> _Exercise objective_
Each record is to be transcribed exactly.

> _Records for the exercise_
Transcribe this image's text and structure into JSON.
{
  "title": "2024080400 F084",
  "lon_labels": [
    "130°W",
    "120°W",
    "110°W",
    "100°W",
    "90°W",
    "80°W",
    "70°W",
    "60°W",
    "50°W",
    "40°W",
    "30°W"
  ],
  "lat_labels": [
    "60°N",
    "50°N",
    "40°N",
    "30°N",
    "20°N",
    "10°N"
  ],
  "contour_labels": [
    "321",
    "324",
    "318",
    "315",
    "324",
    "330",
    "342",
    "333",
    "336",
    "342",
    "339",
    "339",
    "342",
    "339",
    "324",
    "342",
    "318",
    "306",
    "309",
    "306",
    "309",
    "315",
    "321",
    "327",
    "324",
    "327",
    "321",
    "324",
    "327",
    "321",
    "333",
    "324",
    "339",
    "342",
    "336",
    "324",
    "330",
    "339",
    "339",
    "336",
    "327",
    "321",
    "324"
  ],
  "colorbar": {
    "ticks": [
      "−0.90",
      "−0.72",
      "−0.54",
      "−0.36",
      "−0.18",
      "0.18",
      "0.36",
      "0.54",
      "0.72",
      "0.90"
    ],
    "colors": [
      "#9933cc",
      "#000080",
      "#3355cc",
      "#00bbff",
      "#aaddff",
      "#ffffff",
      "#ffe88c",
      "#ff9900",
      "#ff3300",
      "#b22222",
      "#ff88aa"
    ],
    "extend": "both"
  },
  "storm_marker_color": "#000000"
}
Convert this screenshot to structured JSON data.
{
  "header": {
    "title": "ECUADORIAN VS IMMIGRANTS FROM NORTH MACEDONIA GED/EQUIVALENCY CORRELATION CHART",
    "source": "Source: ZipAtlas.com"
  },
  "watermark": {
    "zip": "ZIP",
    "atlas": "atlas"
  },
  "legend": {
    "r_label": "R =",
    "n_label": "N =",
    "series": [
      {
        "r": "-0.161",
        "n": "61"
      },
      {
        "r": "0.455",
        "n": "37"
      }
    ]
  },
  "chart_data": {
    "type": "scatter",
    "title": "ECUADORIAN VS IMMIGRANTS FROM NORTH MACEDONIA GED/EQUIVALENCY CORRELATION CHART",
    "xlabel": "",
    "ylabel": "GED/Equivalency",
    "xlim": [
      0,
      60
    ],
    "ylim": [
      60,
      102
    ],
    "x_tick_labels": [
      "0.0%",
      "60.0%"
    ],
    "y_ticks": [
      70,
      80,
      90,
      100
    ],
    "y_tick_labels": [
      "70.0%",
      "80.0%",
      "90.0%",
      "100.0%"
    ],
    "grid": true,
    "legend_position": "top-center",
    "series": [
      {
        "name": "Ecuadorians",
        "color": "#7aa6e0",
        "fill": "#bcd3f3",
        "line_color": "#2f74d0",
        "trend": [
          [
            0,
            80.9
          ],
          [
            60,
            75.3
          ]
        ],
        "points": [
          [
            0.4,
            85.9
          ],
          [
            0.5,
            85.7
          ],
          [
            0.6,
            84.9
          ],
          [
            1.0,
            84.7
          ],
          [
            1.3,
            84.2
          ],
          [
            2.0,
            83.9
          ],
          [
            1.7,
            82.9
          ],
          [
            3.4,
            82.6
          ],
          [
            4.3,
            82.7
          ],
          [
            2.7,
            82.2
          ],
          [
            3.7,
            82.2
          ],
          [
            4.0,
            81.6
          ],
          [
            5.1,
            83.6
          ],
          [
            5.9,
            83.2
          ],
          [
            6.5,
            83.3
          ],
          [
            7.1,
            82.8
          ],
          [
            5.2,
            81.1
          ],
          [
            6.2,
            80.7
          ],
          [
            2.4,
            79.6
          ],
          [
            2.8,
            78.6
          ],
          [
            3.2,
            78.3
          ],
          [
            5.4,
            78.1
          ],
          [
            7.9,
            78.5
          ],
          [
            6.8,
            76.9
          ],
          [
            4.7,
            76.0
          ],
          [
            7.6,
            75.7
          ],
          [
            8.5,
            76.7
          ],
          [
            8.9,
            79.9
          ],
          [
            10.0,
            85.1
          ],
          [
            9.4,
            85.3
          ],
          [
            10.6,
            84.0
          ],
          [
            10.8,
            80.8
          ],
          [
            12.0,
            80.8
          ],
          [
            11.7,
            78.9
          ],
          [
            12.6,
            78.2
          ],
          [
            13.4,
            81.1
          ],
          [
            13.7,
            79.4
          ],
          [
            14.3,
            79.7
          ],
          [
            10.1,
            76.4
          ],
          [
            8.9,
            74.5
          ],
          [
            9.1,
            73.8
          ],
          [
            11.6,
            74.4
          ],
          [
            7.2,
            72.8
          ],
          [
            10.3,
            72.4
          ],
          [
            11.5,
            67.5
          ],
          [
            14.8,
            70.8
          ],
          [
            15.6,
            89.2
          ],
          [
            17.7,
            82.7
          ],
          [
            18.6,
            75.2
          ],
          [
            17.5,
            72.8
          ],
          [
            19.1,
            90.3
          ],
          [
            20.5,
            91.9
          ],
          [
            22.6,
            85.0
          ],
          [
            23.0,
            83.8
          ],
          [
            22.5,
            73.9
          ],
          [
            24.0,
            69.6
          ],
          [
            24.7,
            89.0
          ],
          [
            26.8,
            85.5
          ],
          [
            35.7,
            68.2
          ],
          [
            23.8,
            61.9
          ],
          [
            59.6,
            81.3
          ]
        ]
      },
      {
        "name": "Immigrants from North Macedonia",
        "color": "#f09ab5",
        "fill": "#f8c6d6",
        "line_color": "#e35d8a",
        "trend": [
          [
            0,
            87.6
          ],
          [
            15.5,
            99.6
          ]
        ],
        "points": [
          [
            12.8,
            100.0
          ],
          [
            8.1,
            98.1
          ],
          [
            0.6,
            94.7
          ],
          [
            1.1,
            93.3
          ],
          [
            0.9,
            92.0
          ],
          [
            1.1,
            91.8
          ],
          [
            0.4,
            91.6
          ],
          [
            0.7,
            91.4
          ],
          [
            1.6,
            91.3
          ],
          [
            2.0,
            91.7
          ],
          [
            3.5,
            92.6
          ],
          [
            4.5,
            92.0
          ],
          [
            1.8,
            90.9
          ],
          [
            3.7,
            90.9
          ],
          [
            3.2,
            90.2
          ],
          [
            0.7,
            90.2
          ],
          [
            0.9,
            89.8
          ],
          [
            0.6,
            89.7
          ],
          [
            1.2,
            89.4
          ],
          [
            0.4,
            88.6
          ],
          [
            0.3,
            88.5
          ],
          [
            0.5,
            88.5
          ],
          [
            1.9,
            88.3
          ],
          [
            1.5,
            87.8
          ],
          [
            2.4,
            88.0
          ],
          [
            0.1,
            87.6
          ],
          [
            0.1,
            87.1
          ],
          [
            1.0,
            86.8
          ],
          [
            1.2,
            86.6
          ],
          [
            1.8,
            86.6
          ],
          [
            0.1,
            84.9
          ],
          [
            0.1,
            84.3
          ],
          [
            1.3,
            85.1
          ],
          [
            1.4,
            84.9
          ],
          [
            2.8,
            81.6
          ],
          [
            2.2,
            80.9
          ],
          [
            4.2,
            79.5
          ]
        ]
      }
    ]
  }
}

> _Task answer_
Transcribe this image's text and structure into JSON.
{
  "title": "2024080400 F084",
  "lon_labels": [
    "130°W",
    "120°W",
    "110°W",
    "100°W",
    "90°W",
    "80°W",
    "70°W",
    "60°W",
    "50°W",
    "40°W",
    "30°W"
  ],
  "lat_labels": [
    "60°N",
    "50°N",
    "40°N",
    "30°N",
    "20°N",
    "10°N"
  ],
  "contour_labels": [
    "321",
    "324",
    "318",
    "315",
    "324",
    "330",
    "342",
    "333",
    "336",
    "342",
    "339",
    "339",
    "342",
    "339",
    "324",
    "342",
    "318",
    "306",
    "309",
    "306",
    "309",
    "315",
    "321",
    "327",
    "324",
    "327",
    "321",
    "324",
    "327",
    "321",
    "333",
    "324",
    "339",
    "342",
    "336",
    "324",
    "330",
    "339",
    "339",
    "336",
    "327",
    "321",
    "324"
  ],
  "colorbar": {
    "ticks": [
      "−0.90",
      "−0.72",
      "−0.54",
      "−0.36",
      "−0.18",
      "0.18",
      "0.36",
      "0.54",
      "0.72",
      "0.90"
    ],
    "colors": [
      "#9933cc",
      "#000080",
      "#3355cc",
      "#00bbff",
      "#aaddff",
      "#ffffff",
      "#ffe88c",
      "#ff9900",
      "#ff3300",
      "#b22222",
      "#ff88aa"
    ],
    "extend": "both"
  },
  "storm_marker_color": "#000000"
}
Convert this screenshot to structured JSON data.
{
  "header": {
    "title": "ECUADORIAN VS IMMIGRANTS FROM NORTH MACEDONIA GED/EQUIVALENCY CORRELATION CHART",
    "source": "Source: ZipAtlas.com"
  },
  "watermark": {
    "zip": "ZIP",
    "atlas": "atlas"
  },
  "legend": {
    "r_label": "R =",
    "n_label": "N =",
    "series": [
      {
        "r": "-0.161",
        "n": "61"
      },
      {
        "r": "0.455",
        "n": "37"
      }
    ]
  },
  "chart_data": {
    "type": "scatter",
    "title": "ECUADORIAN VS IMMIGRANTS FROM NORTH MACEDONIA GED/EQUIVALENCY CORRELATION CHART",
    "xlabel": "",
    "ylabel": "GED/Equivalency",
    "xlim": [
      0,
      60
    ],
    "ylim": [
      60,
      102
    ],
    "x_tick_labels": [
      "0.0%",
      "60.0%"
    ],
    "y_ticks": [
      70,
      80,
      90,
      100
    ],
    "y_tick_labels": [
      "70.0%",
      "80.0%",
      "90.0%",
      "100.0%"
    ],
    "grid": true,
    "legend_position": "top-center",
    "series": [
      {
        "name": "Ecuadorians",
        "color": "#7aa6e0",
        "fill": "#bcd3f3",
        "line_color": "#2f74d0",
        "trend": [
          [
            0,
            80.9
          ],
          [
            60,
            75.3
          ]
        ],
        "points": [
          [
            0.4,
            85.9
          ],
          [
            0.5,
            85.7
          ],
          [
            0.6,
            84.9
          ],
          [
            1.0,
            84.7
          ],
          [
            1.3,
            84.2
          ],
          [
            2.0,
            83.9
          ],
          [
            1.7,
            82.9
          ],
          [
            3.4,
            82.6
          ],
          [
            4.3,
            82.7
          ],
          [
            2.7,
            82.2
          ],
          [
            3.7,
            82.2
          ],
          [
            4.0,
            81.6
          ],
          [
            5.1,
            83.6
          ],
          [
            5.9,
            83.2
          ],
          [
            6.5,
            83.3
          ],
          [
            7.1,
            82.8
          ],
          [
            5.2,
            81.1
          ],
          [
            6.2,
            80.7
          ],
          [
            2.4,
            79.6
          ],
          [
            2.8,
            78.6
          ],
          [
            3.2,
            78.3
          ],
          [
            5.4,
            78.1
          ],
          [
            7.9,
            78.5
          ],
          [
            6.8,
            76.9
          ],
          [
            4.7,
            76.0
          ],
          [
            7.6,
            75.7
          ],
          [
            8.5,
            76.7
          ],
          [
            8.9,
            79.9
          ],
          [
            10.0,
            85.1
          ],
          [
            9.4,
            85.3
          ],
          [
            10.6,
            84.0
          ],
          [
            10.8,
            80.8
          ],
          [
            12.0,
            80.8
          ],
          [
            11.7,
            78.9
          ],
          [
            12.6,
            78.2
          ],
          [
            13.4,
            81.1
          ],
          [
            13.7,
            79.4
          ],
          [
            14.3,
            79.7
          ],
          [
            10.1,
            76.4
          ],
          [
            8.9,
            74.5
          ],
          [
            9.1,
            73.8
          ],
          [
            11.6,
            74.4
          ],
          [
            7.2,
            72.8
          ],
          [
            10.3,
            72.4
          ],
          [
            11.5,
            67.5
          ],
          [
            14.8,
            70.8
          ],
          [
            15.6,
            89.2
          ],
          [
            17.7,
            82.7
          ],
          [
            18.6,
            75.2
          ],
          [
            17.5,
            72.8
          ],
          [
            19.1,
            90.3
          ],
          [
            20.5,
            91.9
          ],
          [
            22.6,
            85.0
          ],
          [
            23.0,
            83.8
          ],
          [
            22.5,
            73.9
          ],
          [
            24.0,
            69.6
          ],
          [
            24.7,
            89.0
          ],
          [
            26.8,
            85.5
          ],
          [
            35.7,
            68.2
          ],
          [
            23.8,
            61.9
          ],
          [
            59.6,
            81.3
          ]
        ]
      },
      {
        "name": "Immigrants from North Macedonia",
        "color": "#f09ab5",
        "fill": "#f8c6d6",
        "line_color": "#e35d8a",
        "trend": [
          [
            0,
            87.6
          ],
          [
            15.5,
            99.6
          ]
        ],
        "points": [
          [
            12.8,
            100.0
          ],
          [
            8.1,
            98.1
          ],
          [
            0.6,
            94.7
          ],
          [
            1.1,
            93.3
          ],
          [
            0.9,
            92.0
          ],
          [
            1.1,
            91.8
          ],
          [
            0.4,
            91.6
          ],
          [
            0.7,
            91.4
          ],
          [
            1.6,
            91.3
          ],
          [
            2.0,
            91.7
          ],
          [
            3.5,
            92.6
          ],
          [
            4.5,
            92.0
          ],
          [
            1.8,
            90.9
          ],
          [
            3.7,
            90.9
          ],
          [
            3.2,
            90.2
          ],
          [
            0.7,
            90.2
          ],
          [
            0.9,
            89.8
          ],
          [
            0.6,
            89.7
          ],
          [
            1.2,
            89.4
          ],
          [
            0.4,
            88.6
          ],
          [
            0.3,
            88.5
          ],
          [
            0.5,
            88.5
          ],
          [
            1.9,
            88.3
          ],
          [
            1.5,
            87.8
          ],
          [
            2.4,
            88.0
          ],
          [
            0.1,
            87.6
          ],
          [
            0.1,
            87.1
          ],
          [
            1.0,
            86.8
          ],
          [
            1.2,
            86.6
          ],
          [
            1.8,
            86.6
          ],
          [
            0.1,
            84.9
          ],
          [
            0.1,
            84.3
          ],
          [
            1.3,
            85.1
          ],
          [
            1.4,
            84.9
          ],
          [
            2.8,
            81.6
          ],
          [
            2.2,
            80.9
          ],
          [
            4.2,
            79.5
          ]
        ]
      }
    ]
  }
}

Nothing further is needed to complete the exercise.